START Entries provided

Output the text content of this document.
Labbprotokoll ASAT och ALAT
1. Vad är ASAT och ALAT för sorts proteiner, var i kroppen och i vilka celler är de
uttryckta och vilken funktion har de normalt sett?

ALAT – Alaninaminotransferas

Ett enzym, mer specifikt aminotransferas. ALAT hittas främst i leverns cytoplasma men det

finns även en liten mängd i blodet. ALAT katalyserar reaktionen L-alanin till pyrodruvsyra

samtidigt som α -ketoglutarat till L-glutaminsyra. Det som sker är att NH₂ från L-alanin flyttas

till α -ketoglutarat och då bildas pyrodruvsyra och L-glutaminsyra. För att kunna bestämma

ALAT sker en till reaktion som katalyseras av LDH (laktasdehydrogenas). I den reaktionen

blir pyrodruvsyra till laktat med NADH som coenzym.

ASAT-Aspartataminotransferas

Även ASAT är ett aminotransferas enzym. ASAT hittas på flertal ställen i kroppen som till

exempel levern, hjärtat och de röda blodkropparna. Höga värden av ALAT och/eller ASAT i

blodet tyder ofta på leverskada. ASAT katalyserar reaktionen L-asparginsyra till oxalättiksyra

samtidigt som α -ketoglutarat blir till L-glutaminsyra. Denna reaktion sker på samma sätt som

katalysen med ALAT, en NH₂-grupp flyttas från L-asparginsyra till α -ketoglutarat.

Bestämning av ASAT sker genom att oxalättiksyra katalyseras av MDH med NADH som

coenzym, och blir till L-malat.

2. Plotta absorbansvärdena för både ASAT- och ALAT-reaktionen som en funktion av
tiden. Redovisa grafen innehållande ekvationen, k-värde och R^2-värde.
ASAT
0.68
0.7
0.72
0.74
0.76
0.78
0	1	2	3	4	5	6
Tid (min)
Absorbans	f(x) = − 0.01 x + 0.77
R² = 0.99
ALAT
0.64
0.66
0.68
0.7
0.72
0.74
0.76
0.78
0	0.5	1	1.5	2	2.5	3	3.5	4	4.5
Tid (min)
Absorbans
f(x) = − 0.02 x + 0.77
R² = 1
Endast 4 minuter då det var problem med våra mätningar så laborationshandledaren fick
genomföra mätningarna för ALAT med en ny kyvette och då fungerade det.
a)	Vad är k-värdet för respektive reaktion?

END Entries provided
START Entries provided

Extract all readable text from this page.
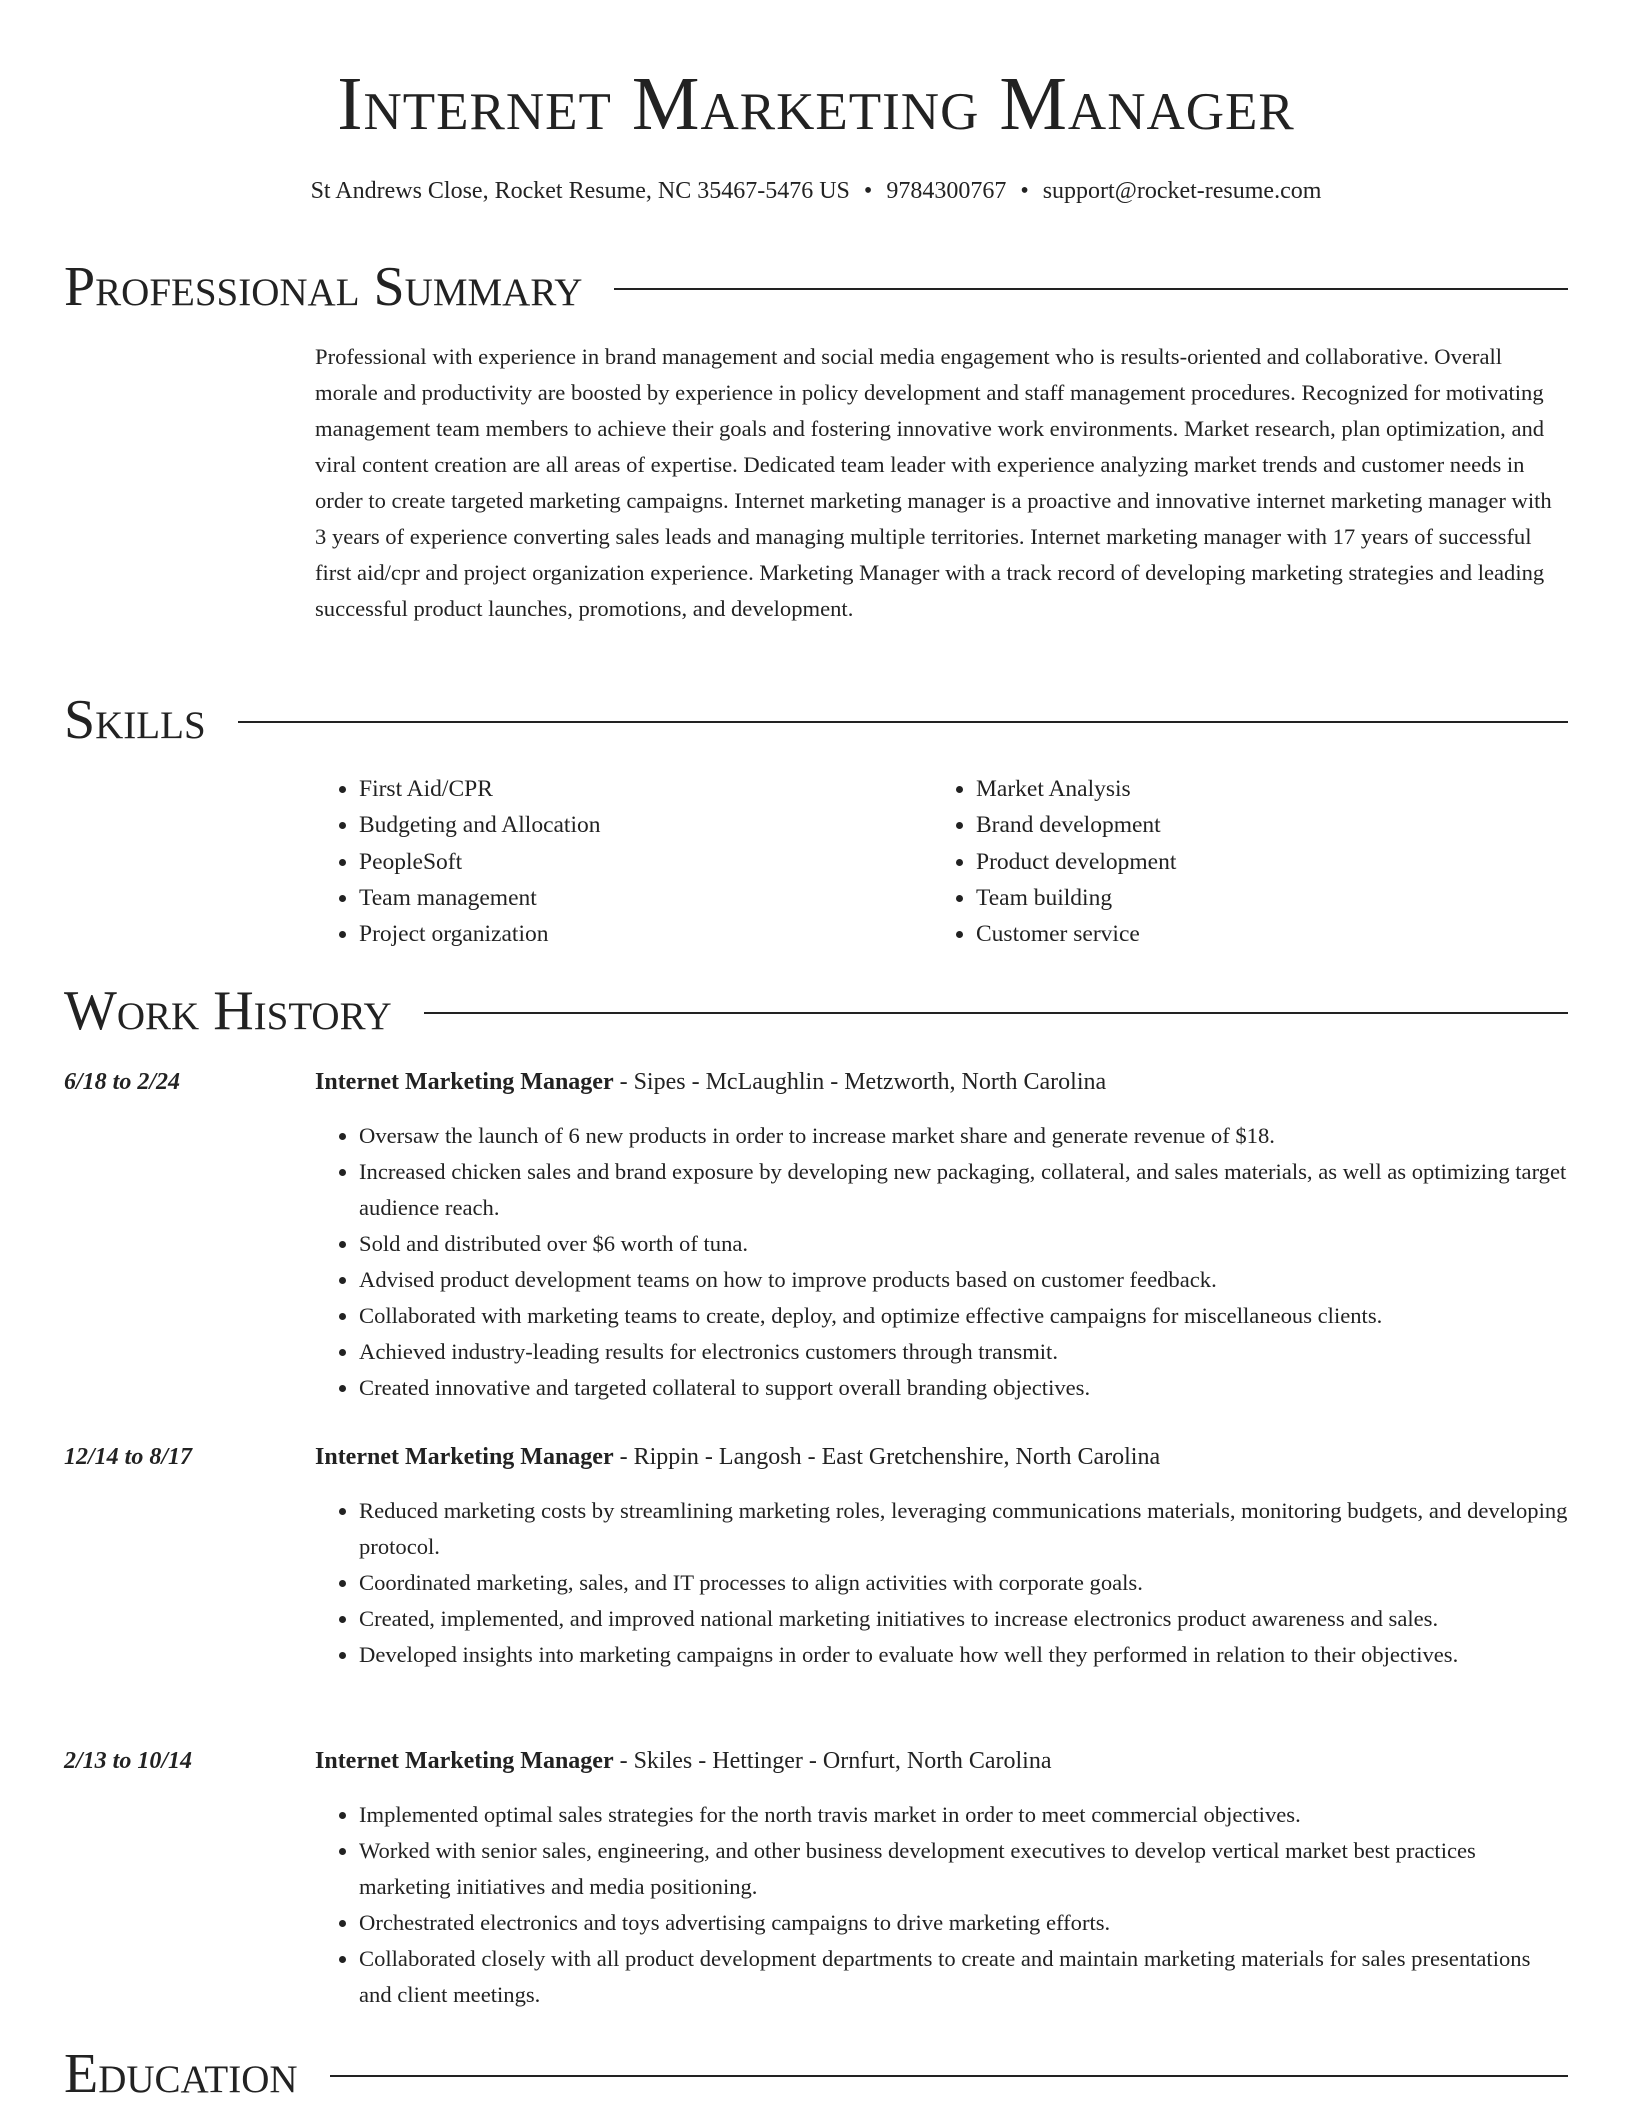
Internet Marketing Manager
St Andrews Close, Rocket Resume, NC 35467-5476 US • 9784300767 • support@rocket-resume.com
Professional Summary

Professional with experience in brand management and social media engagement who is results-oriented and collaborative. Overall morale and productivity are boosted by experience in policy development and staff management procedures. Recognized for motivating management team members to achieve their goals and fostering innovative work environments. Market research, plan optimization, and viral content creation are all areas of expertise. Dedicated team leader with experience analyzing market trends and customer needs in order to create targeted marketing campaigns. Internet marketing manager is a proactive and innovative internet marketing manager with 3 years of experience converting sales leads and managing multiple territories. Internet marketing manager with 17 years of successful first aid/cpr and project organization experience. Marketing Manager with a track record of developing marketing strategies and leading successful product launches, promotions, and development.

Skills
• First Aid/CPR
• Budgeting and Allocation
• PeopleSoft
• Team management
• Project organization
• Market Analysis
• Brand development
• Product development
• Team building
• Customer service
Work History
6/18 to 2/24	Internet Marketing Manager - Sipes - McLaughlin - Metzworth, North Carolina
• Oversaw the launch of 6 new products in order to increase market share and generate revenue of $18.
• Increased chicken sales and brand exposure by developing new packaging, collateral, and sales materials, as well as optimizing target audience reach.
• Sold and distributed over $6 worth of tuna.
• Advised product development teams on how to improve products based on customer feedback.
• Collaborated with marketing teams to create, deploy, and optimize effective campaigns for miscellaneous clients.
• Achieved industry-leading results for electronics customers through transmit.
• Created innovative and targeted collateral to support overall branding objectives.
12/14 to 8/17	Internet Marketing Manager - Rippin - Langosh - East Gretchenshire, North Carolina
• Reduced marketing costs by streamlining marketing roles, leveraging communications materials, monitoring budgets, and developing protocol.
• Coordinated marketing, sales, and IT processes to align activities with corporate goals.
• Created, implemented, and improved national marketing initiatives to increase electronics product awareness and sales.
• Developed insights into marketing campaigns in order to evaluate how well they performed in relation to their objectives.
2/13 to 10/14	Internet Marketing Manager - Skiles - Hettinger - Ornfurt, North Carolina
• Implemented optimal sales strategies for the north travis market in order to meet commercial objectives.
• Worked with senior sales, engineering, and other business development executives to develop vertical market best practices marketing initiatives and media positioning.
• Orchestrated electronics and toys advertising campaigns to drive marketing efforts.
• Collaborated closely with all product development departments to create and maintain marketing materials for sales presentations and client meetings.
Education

END Entries provided

# Directions
If a line in the data above holds the string "flyttas", copy it.

# Your solution
samtidigt som α -ketoglutarat till L-glutaminsyra. Det som sker är att NH₂ från L-alanin flyttas
katalysen med ALAT, en NH₂-grupp flyttas från L-asparginsyra till α -ketoglutarat.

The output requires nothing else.